##### DATA SUPPLIED

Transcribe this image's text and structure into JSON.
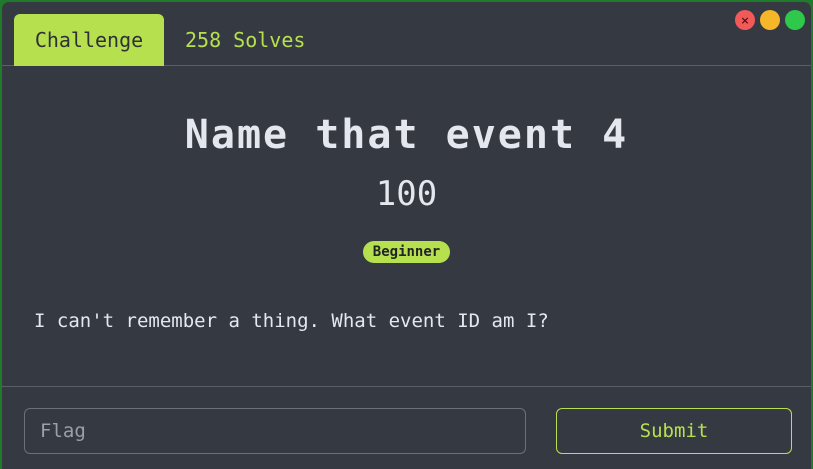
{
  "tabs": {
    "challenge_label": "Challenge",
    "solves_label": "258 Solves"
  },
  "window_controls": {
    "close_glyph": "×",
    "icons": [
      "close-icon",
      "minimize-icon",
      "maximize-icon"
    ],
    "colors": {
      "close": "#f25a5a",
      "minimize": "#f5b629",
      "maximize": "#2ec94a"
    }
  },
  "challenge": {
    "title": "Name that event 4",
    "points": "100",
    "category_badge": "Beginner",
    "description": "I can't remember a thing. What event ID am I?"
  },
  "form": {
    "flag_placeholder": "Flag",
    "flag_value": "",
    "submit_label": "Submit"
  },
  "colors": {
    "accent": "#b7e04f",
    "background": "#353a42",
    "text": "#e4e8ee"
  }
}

##########
##### DATA SUPPLIED

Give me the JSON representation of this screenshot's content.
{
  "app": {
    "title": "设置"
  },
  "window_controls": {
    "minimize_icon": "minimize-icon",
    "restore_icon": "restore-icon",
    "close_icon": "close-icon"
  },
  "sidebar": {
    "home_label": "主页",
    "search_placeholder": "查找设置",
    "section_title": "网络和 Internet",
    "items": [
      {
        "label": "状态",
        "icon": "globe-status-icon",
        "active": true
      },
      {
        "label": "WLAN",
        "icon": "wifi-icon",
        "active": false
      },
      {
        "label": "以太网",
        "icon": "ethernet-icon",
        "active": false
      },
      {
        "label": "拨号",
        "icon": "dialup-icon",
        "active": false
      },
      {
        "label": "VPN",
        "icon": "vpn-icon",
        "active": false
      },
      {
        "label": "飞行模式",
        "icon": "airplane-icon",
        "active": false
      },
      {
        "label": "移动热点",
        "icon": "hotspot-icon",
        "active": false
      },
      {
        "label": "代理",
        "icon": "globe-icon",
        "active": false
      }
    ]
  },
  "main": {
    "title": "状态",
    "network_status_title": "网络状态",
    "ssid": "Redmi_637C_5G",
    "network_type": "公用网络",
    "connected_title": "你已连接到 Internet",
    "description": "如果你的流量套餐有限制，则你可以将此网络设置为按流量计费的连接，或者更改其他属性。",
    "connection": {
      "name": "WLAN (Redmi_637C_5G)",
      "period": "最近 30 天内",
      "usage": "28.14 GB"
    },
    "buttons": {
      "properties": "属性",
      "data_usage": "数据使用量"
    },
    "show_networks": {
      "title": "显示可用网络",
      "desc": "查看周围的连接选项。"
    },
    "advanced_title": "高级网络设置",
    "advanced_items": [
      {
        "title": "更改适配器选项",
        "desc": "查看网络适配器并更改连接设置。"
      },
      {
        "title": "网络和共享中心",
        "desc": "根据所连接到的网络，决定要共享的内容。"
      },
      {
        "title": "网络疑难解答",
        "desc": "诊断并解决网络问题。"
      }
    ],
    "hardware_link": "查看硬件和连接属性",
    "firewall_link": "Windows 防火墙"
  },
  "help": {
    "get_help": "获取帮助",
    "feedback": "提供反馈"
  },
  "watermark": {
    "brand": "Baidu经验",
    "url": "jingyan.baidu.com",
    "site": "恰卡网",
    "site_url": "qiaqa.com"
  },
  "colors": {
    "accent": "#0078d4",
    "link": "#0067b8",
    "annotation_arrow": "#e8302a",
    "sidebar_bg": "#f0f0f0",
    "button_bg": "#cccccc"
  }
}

##########

- WORK TO BE COMPLETED -
List each line of the records that holds the string "JSON".

- THE OUTPUT -
Transcribe this image's text and structure into JSON.
Give me the JSON representation of this screenshot's content.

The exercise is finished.